### [INPUT ROWS]
»»

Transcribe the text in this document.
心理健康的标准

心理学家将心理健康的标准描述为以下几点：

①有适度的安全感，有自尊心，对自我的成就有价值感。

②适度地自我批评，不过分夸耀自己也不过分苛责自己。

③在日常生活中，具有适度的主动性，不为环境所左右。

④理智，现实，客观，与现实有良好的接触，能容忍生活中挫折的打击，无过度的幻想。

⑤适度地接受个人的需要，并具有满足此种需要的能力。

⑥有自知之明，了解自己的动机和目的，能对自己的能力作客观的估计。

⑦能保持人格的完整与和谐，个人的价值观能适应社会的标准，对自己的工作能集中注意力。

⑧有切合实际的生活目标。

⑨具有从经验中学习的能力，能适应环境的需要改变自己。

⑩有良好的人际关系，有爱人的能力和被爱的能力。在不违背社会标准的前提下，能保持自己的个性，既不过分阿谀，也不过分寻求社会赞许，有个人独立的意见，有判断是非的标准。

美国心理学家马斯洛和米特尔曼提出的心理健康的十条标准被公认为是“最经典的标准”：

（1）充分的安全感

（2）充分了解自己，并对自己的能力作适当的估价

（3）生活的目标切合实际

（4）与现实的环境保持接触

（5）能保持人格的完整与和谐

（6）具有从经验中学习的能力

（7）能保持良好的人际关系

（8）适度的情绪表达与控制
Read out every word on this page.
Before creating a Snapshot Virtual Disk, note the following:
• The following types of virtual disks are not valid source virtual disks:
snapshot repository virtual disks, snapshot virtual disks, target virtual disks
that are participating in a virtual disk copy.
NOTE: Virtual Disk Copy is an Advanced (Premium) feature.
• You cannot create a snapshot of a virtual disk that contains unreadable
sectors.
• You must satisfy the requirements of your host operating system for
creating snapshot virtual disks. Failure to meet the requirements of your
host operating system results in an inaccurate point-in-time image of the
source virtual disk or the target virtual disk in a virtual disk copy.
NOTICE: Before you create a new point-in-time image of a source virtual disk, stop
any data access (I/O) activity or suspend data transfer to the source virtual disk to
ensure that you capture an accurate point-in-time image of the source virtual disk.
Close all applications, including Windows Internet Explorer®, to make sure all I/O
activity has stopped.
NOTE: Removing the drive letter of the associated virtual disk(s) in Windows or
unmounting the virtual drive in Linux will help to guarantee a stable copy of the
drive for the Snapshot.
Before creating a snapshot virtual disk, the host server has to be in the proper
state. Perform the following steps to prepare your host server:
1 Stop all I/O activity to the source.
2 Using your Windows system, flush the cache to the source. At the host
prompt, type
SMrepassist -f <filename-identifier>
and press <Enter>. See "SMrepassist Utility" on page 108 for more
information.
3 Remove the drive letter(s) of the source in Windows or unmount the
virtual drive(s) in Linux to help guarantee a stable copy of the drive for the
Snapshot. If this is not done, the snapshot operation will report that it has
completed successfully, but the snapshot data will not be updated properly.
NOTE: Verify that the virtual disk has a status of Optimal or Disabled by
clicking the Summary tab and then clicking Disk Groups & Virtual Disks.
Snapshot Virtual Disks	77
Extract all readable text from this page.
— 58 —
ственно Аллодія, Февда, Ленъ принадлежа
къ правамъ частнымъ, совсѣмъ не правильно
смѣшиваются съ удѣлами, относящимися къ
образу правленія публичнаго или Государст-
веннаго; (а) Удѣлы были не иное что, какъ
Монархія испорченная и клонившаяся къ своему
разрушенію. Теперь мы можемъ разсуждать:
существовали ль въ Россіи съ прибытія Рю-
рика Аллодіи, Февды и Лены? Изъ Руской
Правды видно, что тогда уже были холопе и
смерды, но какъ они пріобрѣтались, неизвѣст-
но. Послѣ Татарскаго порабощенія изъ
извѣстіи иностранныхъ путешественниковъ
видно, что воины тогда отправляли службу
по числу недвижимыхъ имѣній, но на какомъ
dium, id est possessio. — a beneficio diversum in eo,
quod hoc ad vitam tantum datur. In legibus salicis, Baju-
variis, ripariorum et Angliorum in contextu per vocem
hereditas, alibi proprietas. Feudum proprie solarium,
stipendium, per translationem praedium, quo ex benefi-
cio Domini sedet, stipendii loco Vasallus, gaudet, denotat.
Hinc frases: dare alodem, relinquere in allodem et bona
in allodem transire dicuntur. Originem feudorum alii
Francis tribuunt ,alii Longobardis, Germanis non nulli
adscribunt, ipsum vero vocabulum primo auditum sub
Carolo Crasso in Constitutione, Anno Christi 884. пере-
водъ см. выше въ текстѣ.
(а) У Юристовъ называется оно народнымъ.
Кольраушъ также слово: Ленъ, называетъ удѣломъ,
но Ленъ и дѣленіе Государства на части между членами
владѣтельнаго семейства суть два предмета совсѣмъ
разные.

««

Each line that holds the string "совсѣмъ" counts once; give the total and nothing else.

### [SOLUTION FOR THIS EXERCISE]
2